Stored data entries
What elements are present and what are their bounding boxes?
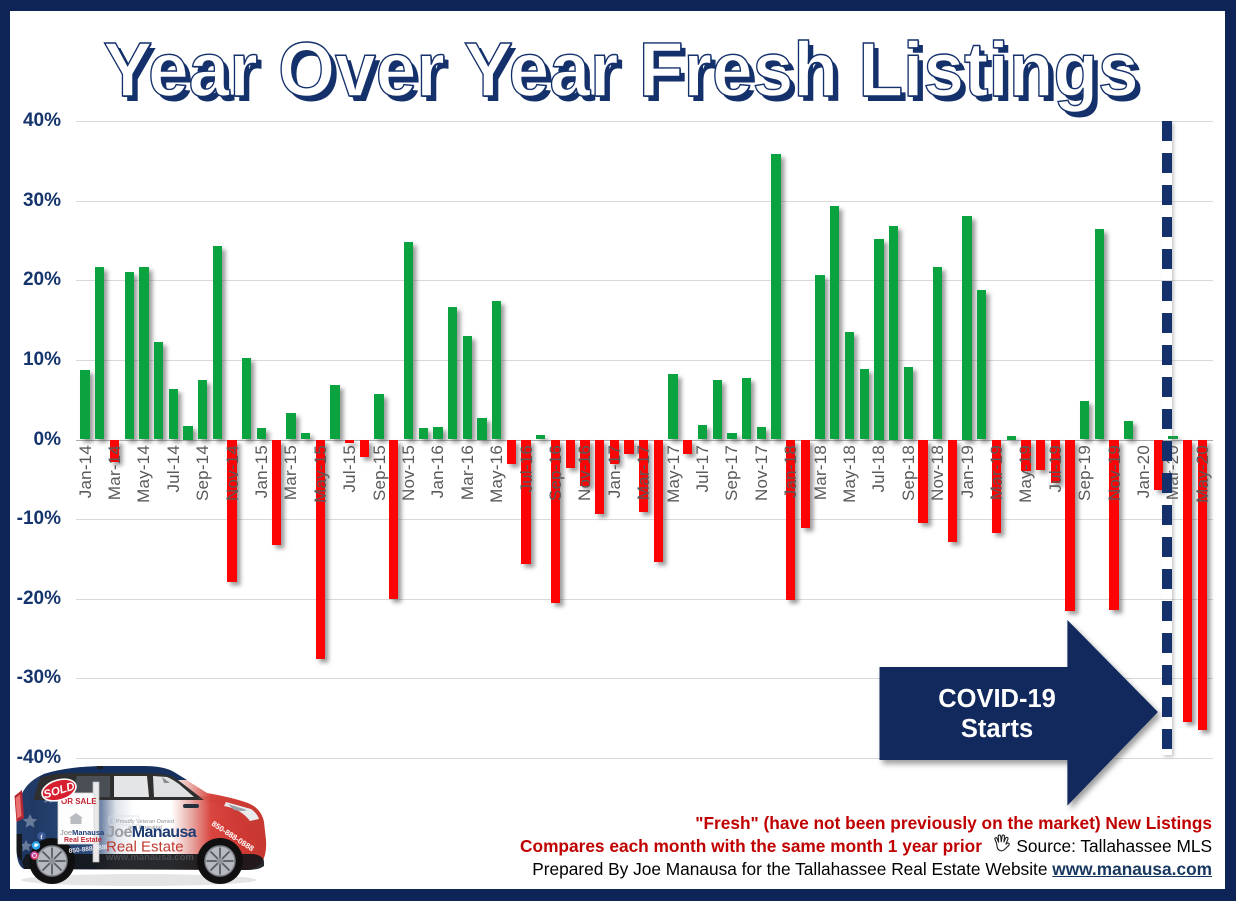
svg-text:JoeManausa: JoeManausa [106,824,197,841]
svg-text:OR SALE: OR SALE [61,797,97,806]
svg-text:Real Estate: Real Estate [106,839,184,856]
svg-text:850-888-0888: 850-888-0888 [68,844,109,855]
svg-text:Proudly Veteran Owned: Proudly Veteran Owned [116,819,174,825]
svg-text:JoeManausa: JoeManausa [60,828,105,837]
svg-text:f: f [40,834,43,841]
svg-text:www.manausa.com: www.manausa.com [105,852,194,863]
svg-text:Real Estate: Real Estate [64,837,102,844]
svg-text:and Operated: and Operated [128,825,162,831]
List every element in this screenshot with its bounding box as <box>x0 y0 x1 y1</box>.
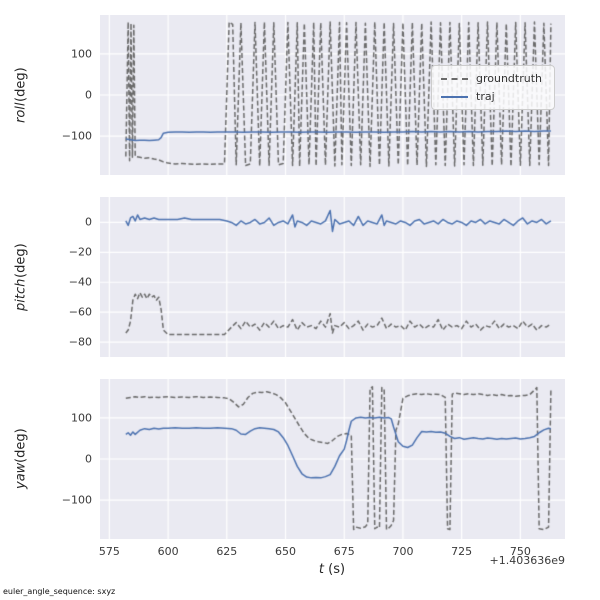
x-tick-label: 675 <box>333 545 355 558</box>
x-axis-label: t (s) <box>319 562 345 577</box>
yaw-axis-label-var: yaw <box>13 463 29 490</box>
x-tick-label: 650 <box>275 545 297 558</box>
y-tick-label: 0 <box>85 452 92 466</box>
y-tick-label: 100 <box>71 47 92 61</box>
x-tick-label: 600 <box>157 545 179 558</box>
y-tick-label: 0 <box>85 215 92 229</box>
y-tick-label: −60 <box>68 305 92 319</box>
yaw-axis-label-unit: (deg) <box>13 428 29 464</box>
y-tick-label: −100 <box>61 493 92 507</box>
yaw-axis-label: yaw (deg) <box>10 379 32 539</box>
x-axis-offset-label: +1.403636e9 <box>489 554 565 567</box>
x-tick-label: 625 <box>216 545 238 558</box>
y-tick-label: −80 <box>68 335 92 349</box>
legend: groundtruth traj <box>431 65 556 110</box>
y-tick-label: 100 <box>71 411 92 425</box>
legend-item-traj: traj <box>441 90 542 103</box>
y-tick-label: −100 <box>61 129 92 143</box>
pitch-axis-label-var: pitch <box>13 278 29 311</box>
euler-sequence-note: euler_angle_sequence: sxyz <box>0 586 119 597</box>
legend-item-groundtruth: groundtruth <box>441 72 542 85</box>
roll-axis-label-unit: (deg) <box>13 67 29 103</box>
y-tick-label: −20 <box>68 245 92 259</box>
groundtruth-line-sample-icon <box>441 77 468 80</box>
x-tick-label: 700 <box>392 545 414 558</box>
roll-axis-label: roll (deg) <box>10 15 32 175</box>
roll-axis-label-var: roll <box>13 102 29 123</box>
yaw-plot-canvas <box>100 379 565 539</box>
x-tick-label: 725 <box>451 545 473 558</box>
pitch-plot-canvas <box>100 197 565 357</box>
pitch-axis-label: pitch (deg) <box>10 197 32 357</box>
x-axis-label-var: t <box>318 562 325 577</box>
legend-label-groundtruth: groundtruth <box>476 72 543 85</box>
y-tick-label: −40 <box>68 275 92 289</box>
x-tick-label: 750 <box>509 545 531 558</box>
x-axis-label-unit: (s) <box>324 562 346 577</box>
pitch-axis-label-unit: (deg) <box>13 243 29 279</box>
x-tick-label: 575 <box>98 545 120 558</box>
traj-line-sample-icon <box>441 95 468 98</box>
y-tick-label: 0 <box>85 88 92 102</box>
legend-label-traj: traj <box>476 90 495 103</box>
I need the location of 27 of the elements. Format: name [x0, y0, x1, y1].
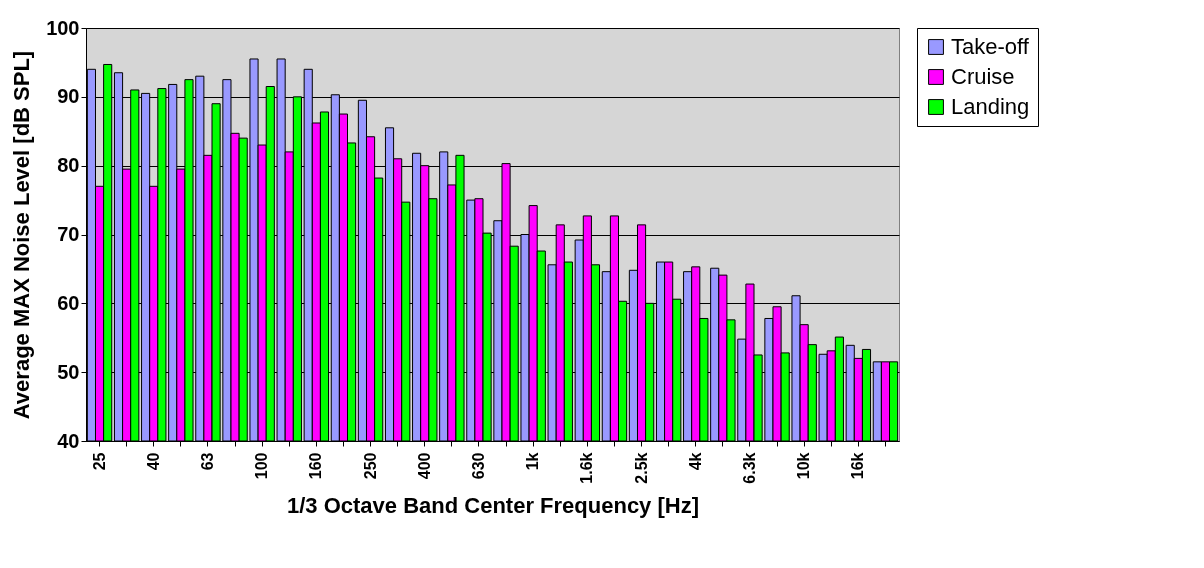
x-tick-label: 25 — [90, 452, 108, 471]
x-tick-label: 1.6k — [578, 452, 596, 484]
x-tick-label: 16k — [849, 452, 867, 480]
x-tick-label: 4k — [686, 452, 704, 471]
legend-label: Take-off — [951, 34, 1030, 59]
x-tick-label: 63 — [198, 452, 216, 471]
x-tick-label: 250 — [361, 452, 379, 480]
y-tick-label: 90 — [57, 85, 80, 108]
y-tick-label: 80 — [57, 154, 80, 177]
y-tick-label: 100 — [46, 16, 80, 39]
y-tick-label: 70 — [57, 223, 80, 245]
y-tick-label: 60 — [57, 291, 80, 314]
x-tick-label: 400 — [415, 452, 433, 480]
x-tick-label: 630 — [469, 452, 487, 480]
x-tick-label: 1k — [524, 452, 542, 471]
x-tick-label: 100 — [253, 452, 271, 480]
y-axis-title: Average MAX Noise Level [dB SPL] — [9, 50, 35, 420]
x-tick-label: 2.5k — [632, 452, 650, 484]
x-axis-title: 1/3 Octave Band Center Frequency [Hz] — [286, 492, 700, 518]
legend-label: Landing — [951, 94, 1030, 119]
legend-label: Cruise — [951, 64, 1015, 89]
x-tick-label: 10k — [795, 452, 813, 480]
x-tick-label: 40 — [144, 452, 162, 471]
y-tick-label: 40 — [57, 429, 80, 452]
x-tick-label: 6.3k — [740, 452, 758, 484]
y-tick-label: 50 — [57, 360, 80, 383]
x-tick-label: 160 — [307, 452, 325, 480]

*Stated goal*.
Can you repeat the records from the line containing "svg-text:JoeManausa: JoeManausa [106,824,197,841]" through the line containing "List every element", swapping "Veteran" for "Family" and leaving everything else unchanged?

*Answer to the problem*.
svg-text:JoeManausa: JoeManausa [106,824,197,841]
svg-text:OR SALE: OR SALE [61,797,97,806]
svg-text:Real Estate: Real Estate [106,839,184,856]
svg-text:850-888-0888: 850-888-0888 [68,844,109,855]
svg-text:Proudly Family Owned: Proudly Family Owned [116,819,174,825]
svg-text:JoeManausa: JoeManausa [60,828,105,837]
svg-text:f: f [40,834,43,841]
svg-text:www.manausa.com: www.manausa.com [105,852,194,863]
svg-text:Real Estate: Real Estate [64,837,102,844]
svg-text:and Operated: and Operated [128,825,162,831]
List every element in this screenshot with its bounding box as <box>x0 y0 x1 y1</box>.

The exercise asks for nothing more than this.